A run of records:

++++++++++

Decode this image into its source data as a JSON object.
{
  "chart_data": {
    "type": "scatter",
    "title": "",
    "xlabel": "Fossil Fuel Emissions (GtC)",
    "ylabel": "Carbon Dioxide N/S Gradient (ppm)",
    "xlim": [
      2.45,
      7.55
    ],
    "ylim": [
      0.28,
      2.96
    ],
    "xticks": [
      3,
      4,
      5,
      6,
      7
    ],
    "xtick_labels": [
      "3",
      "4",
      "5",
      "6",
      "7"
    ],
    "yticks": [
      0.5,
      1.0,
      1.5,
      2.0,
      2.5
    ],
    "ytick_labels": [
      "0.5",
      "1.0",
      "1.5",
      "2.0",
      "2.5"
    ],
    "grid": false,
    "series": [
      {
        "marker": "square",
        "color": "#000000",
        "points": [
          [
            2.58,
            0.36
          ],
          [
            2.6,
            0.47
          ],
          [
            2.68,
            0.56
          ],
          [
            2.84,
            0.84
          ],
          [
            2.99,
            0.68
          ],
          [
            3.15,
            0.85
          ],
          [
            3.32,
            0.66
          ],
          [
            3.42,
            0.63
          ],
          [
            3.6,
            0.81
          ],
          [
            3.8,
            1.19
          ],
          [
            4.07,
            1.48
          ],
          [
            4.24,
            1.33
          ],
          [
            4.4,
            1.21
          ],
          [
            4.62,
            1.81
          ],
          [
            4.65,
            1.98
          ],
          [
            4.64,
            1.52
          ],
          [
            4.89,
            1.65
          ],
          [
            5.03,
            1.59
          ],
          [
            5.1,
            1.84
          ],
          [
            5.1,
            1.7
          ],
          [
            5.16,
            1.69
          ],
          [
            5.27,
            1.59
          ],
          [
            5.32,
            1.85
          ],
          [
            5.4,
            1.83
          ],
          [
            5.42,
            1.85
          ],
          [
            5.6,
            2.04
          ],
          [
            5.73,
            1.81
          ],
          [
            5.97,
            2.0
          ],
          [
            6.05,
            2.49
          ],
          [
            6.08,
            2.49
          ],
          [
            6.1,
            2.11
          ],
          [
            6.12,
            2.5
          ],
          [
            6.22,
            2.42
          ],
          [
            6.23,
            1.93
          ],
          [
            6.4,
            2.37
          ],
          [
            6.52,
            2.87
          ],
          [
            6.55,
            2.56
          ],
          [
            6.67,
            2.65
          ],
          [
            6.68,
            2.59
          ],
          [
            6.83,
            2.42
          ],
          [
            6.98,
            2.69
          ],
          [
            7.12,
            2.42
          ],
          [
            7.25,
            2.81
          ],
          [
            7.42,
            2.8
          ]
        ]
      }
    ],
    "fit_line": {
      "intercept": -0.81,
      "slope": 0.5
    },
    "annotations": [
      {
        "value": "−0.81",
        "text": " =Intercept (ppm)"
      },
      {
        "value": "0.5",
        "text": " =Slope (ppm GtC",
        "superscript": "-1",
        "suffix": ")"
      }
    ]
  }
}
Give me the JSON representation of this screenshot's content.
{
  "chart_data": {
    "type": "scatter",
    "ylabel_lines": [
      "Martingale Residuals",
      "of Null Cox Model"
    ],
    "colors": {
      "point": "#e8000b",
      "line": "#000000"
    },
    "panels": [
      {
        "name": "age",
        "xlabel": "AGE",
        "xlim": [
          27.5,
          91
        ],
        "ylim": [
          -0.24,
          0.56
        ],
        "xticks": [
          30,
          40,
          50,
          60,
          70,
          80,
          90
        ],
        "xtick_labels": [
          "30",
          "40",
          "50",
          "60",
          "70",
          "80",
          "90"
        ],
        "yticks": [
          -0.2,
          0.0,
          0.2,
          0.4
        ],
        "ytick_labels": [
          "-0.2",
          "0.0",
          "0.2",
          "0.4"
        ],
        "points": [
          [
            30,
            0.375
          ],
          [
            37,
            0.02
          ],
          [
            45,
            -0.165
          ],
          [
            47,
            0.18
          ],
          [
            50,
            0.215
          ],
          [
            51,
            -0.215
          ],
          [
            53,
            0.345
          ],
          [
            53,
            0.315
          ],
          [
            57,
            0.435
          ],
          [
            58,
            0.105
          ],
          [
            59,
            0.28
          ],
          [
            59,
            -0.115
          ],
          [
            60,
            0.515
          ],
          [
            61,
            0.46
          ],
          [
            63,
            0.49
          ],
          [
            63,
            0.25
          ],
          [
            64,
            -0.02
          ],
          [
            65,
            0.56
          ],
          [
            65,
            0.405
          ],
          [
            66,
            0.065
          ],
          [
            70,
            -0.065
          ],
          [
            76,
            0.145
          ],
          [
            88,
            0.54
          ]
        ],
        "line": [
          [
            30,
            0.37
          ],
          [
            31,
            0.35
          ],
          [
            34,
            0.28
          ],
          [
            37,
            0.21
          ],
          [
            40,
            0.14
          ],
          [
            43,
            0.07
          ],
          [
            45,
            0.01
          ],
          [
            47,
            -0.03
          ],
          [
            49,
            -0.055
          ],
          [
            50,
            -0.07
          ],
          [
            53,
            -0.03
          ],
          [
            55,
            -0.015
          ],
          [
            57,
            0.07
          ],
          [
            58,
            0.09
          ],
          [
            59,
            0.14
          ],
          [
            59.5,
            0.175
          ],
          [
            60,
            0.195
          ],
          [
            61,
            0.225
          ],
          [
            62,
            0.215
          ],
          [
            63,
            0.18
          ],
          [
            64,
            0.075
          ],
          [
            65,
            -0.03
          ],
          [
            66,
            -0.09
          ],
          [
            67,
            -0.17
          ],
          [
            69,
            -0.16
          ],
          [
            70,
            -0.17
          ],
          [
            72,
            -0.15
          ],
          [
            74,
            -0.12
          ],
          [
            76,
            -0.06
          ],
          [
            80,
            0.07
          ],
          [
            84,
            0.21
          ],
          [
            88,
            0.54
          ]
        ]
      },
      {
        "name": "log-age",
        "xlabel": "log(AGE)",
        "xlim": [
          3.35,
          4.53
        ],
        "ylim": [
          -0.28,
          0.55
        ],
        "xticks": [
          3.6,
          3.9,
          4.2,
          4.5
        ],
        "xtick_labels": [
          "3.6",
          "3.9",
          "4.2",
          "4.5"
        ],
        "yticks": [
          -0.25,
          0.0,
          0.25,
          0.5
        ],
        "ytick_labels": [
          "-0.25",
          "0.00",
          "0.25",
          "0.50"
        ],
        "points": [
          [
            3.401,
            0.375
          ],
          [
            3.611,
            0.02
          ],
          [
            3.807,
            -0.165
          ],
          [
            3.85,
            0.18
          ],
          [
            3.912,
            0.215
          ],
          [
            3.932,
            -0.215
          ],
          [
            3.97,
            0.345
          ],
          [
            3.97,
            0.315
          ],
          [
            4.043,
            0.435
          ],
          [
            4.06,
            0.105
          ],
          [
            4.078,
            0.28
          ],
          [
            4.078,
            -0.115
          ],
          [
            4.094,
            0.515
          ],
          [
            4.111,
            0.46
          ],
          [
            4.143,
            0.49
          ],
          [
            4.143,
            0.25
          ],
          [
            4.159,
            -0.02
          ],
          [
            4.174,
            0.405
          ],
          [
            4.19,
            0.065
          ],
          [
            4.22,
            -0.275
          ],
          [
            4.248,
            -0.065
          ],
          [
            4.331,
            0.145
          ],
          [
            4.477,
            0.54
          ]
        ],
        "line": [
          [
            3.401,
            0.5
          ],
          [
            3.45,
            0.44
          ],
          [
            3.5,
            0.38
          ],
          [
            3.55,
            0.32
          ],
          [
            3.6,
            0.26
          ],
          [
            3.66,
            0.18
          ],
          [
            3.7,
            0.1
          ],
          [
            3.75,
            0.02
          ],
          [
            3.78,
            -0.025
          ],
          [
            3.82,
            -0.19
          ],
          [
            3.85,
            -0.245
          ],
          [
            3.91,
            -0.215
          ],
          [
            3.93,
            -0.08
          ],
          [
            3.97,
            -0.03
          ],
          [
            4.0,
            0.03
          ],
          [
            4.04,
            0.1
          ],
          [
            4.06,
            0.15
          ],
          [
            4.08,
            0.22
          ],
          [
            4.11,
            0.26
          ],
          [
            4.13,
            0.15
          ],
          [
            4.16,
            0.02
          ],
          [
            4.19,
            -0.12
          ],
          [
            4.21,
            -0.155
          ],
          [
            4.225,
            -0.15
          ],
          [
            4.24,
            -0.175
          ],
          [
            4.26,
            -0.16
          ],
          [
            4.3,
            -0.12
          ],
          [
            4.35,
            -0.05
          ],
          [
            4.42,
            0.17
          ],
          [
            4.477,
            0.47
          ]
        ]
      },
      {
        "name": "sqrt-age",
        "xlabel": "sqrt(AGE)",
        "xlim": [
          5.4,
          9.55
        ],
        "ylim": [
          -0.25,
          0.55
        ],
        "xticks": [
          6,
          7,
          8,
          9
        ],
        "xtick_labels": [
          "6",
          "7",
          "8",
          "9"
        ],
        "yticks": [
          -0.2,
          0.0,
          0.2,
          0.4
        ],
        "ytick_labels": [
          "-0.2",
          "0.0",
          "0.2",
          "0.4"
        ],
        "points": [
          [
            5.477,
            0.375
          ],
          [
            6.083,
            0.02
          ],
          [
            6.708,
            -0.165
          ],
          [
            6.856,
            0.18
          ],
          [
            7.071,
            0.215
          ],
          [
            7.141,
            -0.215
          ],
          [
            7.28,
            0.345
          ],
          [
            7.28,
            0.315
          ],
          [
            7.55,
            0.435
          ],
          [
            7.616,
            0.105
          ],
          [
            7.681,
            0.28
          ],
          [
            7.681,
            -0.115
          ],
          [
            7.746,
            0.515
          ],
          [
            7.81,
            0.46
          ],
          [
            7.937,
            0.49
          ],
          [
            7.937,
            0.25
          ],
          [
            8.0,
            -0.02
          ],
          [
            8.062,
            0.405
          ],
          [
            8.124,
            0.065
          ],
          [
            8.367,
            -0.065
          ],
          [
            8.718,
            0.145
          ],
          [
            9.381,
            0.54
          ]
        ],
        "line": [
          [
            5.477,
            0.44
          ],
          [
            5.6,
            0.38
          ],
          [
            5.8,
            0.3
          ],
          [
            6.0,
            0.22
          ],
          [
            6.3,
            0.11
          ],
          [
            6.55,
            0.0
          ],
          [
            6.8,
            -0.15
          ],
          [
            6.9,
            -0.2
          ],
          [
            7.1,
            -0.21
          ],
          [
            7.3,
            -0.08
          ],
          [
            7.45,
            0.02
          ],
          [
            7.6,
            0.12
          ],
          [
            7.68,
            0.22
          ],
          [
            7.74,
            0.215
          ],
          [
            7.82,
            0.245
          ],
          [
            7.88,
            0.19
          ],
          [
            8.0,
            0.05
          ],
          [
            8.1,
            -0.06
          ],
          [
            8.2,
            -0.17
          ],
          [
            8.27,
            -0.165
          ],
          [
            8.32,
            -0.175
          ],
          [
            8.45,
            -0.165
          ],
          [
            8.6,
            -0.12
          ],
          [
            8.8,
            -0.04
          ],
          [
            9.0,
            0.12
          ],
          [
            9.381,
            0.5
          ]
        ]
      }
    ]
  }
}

++++++++++

**EXERCISE TASK**
All lines in the data that contain the word "text" should be copied.

**COMPLETE ANSWER**
        "text": " =Intercept (ppm)"
        "text": " =Slope (ppm GtC",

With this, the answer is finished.